===== Records to use =====
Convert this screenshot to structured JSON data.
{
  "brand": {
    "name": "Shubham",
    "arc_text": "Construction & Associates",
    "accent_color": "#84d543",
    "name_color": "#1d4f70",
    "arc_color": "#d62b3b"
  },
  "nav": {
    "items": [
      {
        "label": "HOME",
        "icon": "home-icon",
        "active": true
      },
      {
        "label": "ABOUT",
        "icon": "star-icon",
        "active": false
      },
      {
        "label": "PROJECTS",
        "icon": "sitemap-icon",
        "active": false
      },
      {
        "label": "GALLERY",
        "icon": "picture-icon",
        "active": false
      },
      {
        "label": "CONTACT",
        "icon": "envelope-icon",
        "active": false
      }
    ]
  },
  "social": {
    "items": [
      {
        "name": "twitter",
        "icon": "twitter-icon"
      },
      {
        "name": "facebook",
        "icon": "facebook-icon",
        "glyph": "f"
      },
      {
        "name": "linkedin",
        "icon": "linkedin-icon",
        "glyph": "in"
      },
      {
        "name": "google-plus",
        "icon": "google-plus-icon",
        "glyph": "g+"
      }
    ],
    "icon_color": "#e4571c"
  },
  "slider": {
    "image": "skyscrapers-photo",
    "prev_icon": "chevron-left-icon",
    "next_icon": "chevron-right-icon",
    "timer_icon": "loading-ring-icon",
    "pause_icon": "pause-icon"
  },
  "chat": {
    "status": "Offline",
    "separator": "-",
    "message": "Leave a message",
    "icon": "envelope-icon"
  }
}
=====
## Written request
Return the lines of the records that include the string "label".

## Response to this exercise
        "label": "HOME",
        "label": "ABOUT",
        "label": "PROJECTS",
        "label": "GALLERY",
        "label": "CONTACT",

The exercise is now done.